━━━━━ Exercise material

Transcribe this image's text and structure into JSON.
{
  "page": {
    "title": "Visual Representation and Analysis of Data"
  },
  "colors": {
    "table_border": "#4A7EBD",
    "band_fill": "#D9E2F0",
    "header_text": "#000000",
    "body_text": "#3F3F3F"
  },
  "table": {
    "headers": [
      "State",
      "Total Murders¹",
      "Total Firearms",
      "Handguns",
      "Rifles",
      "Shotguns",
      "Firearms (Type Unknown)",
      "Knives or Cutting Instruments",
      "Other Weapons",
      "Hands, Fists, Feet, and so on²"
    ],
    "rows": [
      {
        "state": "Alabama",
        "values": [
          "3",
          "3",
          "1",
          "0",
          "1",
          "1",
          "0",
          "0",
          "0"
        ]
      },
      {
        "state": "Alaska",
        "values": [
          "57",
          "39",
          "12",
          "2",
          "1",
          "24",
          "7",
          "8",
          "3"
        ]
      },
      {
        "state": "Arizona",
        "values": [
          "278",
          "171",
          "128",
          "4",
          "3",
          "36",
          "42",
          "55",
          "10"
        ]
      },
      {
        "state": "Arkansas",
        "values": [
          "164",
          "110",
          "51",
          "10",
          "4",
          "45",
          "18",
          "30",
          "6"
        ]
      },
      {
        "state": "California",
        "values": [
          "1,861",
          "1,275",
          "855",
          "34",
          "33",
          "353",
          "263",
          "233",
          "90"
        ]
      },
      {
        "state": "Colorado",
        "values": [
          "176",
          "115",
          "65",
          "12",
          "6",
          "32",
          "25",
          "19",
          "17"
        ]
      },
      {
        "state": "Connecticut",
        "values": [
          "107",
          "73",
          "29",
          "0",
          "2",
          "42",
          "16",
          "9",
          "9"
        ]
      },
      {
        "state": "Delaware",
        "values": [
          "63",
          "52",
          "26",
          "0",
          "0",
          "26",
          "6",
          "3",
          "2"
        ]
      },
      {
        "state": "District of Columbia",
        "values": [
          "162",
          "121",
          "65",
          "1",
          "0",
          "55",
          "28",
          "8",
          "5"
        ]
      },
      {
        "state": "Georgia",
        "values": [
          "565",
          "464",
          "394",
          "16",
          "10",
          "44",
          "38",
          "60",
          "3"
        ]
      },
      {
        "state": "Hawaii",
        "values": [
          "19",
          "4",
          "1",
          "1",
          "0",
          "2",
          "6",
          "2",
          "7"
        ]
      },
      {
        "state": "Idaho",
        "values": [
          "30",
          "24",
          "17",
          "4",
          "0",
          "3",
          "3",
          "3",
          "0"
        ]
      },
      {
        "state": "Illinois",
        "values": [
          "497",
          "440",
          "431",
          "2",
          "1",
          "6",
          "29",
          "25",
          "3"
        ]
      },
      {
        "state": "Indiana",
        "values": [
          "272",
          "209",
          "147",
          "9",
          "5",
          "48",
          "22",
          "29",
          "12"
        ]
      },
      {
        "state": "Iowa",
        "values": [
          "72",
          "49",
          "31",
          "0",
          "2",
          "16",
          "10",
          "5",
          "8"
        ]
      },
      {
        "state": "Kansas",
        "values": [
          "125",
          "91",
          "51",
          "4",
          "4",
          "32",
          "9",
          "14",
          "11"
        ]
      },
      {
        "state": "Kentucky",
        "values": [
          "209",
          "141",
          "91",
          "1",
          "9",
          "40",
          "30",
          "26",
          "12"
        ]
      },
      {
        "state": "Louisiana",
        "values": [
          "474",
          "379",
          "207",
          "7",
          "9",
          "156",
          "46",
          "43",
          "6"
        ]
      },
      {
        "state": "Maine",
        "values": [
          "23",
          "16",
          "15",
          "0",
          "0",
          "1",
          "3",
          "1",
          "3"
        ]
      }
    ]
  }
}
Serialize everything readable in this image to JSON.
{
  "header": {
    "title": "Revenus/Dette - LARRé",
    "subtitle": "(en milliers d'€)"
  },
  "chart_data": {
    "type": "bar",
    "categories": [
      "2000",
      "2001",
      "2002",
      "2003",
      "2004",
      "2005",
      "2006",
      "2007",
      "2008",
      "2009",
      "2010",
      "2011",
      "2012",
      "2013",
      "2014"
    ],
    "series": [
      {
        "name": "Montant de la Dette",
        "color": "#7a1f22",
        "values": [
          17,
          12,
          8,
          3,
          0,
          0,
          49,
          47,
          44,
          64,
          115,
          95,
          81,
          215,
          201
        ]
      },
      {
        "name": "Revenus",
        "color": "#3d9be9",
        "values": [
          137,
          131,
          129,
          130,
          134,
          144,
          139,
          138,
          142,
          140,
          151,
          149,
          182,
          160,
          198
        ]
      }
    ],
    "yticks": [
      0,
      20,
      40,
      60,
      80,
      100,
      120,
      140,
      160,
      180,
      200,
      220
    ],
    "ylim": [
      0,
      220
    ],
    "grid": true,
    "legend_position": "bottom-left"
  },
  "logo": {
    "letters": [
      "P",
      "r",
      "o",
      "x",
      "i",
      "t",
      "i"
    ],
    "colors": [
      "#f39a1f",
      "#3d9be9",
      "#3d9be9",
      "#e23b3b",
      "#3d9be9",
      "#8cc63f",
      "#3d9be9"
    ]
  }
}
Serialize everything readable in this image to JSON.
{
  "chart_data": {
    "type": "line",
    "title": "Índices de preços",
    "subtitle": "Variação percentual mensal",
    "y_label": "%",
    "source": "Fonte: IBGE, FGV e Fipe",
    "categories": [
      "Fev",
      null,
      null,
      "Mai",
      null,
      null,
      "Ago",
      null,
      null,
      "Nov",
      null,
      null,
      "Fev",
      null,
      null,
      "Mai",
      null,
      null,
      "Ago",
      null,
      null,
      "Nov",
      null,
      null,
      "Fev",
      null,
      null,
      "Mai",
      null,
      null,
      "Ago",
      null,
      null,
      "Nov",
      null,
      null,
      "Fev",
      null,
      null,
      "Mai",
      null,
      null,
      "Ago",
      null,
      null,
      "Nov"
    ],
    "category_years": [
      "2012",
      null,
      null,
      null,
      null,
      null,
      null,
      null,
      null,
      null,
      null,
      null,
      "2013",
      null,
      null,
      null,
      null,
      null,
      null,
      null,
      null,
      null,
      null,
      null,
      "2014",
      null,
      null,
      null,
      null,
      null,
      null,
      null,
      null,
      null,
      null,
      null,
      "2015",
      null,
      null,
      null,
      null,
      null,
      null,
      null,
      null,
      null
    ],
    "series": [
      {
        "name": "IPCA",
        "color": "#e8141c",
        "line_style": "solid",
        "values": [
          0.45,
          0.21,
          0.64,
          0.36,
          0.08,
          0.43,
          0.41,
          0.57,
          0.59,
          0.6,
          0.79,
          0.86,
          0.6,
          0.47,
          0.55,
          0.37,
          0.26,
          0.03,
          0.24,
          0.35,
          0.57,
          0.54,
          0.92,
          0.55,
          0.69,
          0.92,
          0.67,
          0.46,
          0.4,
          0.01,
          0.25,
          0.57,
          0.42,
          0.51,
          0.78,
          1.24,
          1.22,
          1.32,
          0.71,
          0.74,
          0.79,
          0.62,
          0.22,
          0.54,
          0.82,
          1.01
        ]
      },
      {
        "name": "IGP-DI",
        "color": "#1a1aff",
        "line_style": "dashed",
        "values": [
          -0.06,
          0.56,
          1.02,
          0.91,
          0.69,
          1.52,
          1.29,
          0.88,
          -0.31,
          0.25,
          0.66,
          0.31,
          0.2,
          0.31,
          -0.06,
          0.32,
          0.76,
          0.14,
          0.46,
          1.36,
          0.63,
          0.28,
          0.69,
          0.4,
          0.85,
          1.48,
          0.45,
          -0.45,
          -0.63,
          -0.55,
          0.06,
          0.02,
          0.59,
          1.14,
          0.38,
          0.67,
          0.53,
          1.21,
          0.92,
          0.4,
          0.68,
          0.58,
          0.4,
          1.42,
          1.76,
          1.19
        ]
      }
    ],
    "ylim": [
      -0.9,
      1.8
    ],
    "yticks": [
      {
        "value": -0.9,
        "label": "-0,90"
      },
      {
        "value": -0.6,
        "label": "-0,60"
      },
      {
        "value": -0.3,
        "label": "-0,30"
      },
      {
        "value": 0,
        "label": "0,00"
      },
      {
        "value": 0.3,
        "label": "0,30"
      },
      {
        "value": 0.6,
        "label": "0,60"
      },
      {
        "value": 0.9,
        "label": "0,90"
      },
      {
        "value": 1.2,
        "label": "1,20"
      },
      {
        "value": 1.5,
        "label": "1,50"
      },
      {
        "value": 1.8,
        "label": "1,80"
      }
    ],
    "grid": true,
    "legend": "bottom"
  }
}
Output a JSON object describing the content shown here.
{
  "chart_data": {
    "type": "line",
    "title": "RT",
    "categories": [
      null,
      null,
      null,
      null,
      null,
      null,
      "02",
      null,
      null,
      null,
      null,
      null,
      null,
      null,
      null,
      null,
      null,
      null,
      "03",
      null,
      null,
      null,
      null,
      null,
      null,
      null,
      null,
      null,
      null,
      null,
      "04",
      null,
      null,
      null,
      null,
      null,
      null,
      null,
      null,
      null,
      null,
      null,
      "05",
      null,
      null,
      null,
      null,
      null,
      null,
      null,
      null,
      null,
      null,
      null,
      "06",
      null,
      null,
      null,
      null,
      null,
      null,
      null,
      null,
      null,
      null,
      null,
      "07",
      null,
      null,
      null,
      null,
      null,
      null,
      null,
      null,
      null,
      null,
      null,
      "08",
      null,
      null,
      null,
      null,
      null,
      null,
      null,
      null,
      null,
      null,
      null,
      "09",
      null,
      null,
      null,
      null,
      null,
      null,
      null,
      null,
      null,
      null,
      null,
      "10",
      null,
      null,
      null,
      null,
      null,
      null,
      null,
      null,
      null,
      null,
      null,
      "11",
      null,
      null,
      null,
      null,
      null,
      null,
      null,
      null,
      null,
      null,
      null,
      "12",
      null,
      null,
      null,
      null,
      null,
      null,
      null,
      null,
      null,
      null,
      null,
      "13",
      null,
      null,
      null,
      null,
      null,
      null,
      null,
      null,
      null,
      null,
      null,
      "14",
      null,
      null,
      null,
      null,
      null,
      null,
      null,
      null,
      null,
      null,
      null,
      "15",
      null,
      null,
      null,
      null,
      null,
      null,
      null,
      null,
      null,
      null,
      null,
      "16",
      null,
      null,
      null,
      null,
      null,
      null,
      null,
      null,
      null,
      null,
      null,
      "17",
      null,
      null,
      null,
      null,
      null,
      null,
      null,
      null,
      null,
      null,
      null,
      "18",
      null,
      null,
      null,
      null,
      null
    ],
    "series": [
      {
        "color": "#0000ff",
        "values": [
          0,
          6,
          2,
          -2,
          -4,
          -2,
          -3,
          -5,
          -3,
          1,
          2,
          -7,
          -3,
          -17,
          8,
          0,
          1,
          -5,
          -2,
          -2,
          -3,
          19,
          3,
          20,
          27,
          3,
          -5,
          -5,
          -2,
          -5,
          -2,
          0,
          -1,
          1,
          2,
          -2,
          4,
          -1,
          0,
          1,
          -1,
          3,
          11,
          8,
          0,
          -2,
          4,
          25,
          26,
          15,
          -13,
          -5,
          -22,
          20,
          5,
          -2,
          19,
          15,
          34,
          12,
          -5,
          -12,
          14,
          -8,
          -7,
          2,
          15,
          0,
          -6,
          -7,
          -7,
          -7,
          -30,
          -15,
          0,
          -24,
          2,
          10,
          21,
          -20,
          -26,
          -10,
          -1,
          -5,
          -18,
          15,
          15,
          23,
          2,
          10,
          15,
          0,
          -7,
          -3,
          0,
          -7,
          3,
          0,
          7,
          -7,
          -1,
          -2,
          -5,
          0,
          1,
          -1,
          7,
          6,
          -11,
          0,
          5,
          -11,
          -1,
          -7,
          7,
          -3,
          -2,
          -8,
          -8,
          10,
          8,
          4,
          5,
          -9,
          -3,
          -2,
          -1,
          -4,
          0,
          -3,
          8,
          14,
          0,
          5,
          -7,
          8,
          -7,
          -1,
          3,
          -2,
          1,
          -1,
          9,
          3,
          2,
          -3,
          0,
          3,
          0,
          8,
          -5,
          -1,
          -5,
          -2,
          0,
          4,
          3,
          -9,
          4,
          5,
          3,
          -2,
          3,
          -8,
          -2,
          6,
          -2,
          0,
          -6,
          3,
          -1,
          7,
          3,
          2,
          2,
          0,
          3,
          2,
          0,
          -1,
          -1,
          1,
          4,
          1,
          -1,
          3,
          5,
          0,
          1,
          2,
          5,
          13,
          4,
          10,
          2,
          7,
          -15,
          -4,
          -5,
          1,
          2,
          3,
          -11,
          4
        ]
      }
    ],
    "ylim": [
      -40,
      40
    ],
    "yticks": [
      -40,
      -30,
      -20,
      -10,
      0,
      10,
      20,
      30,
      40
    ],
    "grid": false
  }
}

━━━━━━━━━━

Task instructions
Copy down every line of the material above that includes the string "bottom".

Response below
    "legend_position": "bottom-left"
    "legend": "bottom"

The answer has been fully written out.